Stored entries
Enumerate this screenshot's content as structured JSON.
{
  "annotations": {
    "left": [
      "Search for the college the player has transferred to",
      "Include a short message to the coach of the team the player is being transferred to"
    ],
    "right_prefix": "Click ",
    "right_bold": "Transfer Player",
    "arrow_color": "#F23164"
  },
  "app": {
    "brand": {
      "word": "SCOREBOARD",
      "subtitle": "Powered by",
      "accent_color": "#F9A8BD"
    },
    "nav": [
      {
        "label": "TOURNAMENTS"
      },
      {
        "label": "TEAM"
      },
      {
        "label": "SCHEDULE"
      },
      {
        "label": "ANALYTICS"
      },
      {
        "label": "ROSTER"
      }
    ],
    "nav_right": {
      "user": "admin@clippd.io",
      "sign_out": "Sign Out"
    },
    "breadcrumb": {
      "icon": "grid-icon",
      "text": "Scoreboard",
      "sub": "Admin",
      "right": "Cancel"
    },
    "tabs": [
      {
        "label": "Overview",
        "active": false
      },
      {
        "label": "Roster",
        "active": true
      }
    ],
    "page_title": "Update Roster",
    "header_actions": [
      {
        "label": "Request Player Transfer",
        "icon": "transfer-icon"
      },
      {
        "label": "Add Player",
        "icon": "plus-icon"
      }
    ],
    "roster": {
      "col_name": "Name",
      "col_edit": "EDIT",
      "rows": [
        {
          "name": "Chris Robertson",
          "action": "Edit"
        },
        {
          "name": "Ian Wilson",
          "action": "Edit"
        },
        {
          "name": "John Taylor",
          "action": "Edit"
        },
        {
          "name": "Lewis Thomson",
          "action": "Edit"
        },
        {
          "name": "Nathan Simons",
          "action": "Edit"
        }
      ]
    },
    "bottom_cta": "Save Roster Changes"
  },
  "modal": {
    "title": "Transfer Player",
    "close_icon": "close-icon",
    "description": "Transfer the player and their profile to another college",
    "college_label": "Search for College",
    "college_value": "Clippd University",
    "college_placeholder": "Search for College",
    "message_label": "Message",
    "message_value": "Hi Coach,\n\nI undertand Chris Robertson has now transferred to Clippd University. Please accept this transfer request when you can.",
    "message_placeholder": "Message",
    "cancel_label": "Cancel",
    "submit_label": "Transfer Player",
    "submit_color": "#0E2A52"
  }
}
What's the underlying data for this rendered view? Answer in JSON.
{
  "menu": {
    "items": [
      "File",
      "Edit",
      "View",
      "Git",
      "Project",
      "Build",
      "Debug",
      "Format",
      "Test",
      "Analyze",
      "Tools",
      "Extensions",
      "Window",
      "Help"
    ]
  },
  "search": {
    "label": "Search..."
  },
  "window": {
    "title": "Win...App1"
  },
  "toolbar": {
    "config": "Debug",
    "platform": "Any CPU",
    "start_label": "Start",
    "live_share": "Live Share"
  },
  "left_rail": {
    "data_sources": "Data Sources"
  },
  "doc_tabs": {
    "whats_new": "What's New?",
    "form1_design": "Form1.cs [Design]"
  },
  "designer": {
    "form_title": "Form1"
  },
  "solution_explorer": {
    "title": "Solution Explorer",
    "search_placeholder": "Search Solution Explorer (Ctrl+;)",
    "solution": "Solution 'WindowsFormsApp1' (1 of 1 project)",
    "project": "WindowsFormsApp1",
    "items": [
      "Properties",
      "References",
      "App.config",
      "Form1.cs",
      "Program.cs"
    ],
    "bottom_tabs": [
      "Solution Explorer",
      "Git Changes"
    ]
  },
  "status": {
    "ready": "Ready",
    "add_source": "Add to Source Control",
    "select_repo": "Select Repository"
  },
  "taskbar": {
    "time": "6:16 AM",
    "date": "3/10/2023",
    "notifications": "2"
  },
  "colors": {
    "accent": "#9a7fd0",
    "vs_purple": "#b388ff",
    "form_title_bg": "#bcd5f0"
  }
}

**PROMPT:** Repeat the records above exactly.

**REPLY TO THE EXERCISE:**
Enumerate this screenshot's content as structured JSON.
{
  "annotations": {
    "left": [
      "Search for the college the player has transferred to",
      "Include a short message to the coach of the team the player is being transferred to"
    ],
    "right_prefix": "Click ",
    "right_bold": "Transfer Player",
    "arrow_color": "#F23164"
  },
  "app": {
    "brand": {
      "word": "SCOREBOARD",
      "subtitle": "Powered by",
      "accent_color": "#F9A8BD"
    },
    "nav": [
      {
        "label": "TOURNAMENTS"
      },
      {
        "label": "TEAM"
      },
      {
        "label": "SCHEDULE"
      },
      {
        "label": "ANALYTICS"
      },
      {
        "label": "ROSTER"
      }
    ],
    "nav_right": {
      "user": "admin@clippd.io",
      "sign_out": "Sign Out"
    },
    "breadcrumb": {
      "icon": "grid-icon",
      "text": "Scoreboard",
      "sub": "Admin",
      "right": "Cancel"
    },
    "tabs": [
      {
        "label": "Overview",
        "active": false
      },
      {
        "label": "Roster",
        "active": true
      }
    ],
    "page_title": "Update Roster",
    "header_actions": [
      {
        "label": "Request Player Transfer",
        "icon": "transfer-icon"
      },
      {
        "label": "Add Player",
        "icon": "plus-icon"
      }
    ],
    "roster": {
      "col_name": "Name",
      "col_edit": "EDIT",
      "rows": [
        {
          "name": "Chris Robertson",
          "action": "Edit"
        },
        {
          "name": "Ian Wilson",
          "action": "Edit"
        },
        {
          "name": "John Taylor",
          "action": "Edit"
        },
        {
          "name": "Lewis Thomson",
          "action": "Edit"
        },
        {
          "name": "Nathan Simons",
          "action": "Edit"
        }
      ]
    },
    "bottom_cta": "Save Roster Changes"
  },
  "modal": {
    "title": "Transfer Player",
    "close_icon": "close-icon",
    "description": "Transfer the player and their profile to another college",
    "college_label": "Search for College",
    "college_value": "Clippd University",
    "college_placeholder": "Search for College",
    "message_label": "Message",
    "message_value": "Hi Coach,\n\nI undertand Chris Robertson has now transferred to Clippd University. Please accept this transfer request when you can.",
    "message_placeholder": "Message",
    "cancel_label": "Cancel",
    "submit_label": "Transfer Player",
    "submit_color": "#0E2A52"
  }
}
What's the underlying data for this rendered view? Answer in JSON.
{
  "menu": {
    "items": [
      "File",
      "Edit",
      "View",
      "Git",
      "Project",
      "Build",
      "Debug",
      "Format",
      "Test",
      "Analyze",
      "Tools",
      "Extensions",
      "Window",
      "Help"
    ]
  },
  "search": {
    "label": "Search..."
  },
  "window": {
    "title": "Win...App1"
  },
  "toolbar": {
    "config": "Debug",
    "platform": "Any CPU",
    "start_label": "Start",
    "live_share": "Live Share"
  },
  "left_rail": {
    "data_sources": "Data Sources"
  },
  "doc_tabs": {
    "whats_new": "What's New?",
    "form1_design": "Form1.cs [Design]"
  },
  "designer": {
    "form_title": "Form1"
  },
  "solution_explorer": {
    "title": "Solution Explorer",
    "search_placeholder": "Search Solution Explorer (Ctrl+;)",
    "solution": "Solution 'WindowsFormsApp1' (1 of 1 project)",
    "project": "WindowsFormsApp1",
    "items": [
      "Properties",
      "References",
      "App.config",
      "Form1.cs",
      "Program.cs"
    ],
    "bottom_tabs": [
      "Solution Explorer",
      "Git Changes"
    ]
  },
  "status": {
    "ready": "Ready",
    "add_source": "Add to Source Control",
    "select_repo": "Select Repository"
  },
  "taskbar": {
    "time": "6:16 AM",
    "date": "3/10/2023",
    "notifications": "2"
  },
  "colors": {
    "accent": "#9a7fd0",
    "vs_purple": "#b388ff",
    "form_title_bg": "#bcd5f0"
  }
}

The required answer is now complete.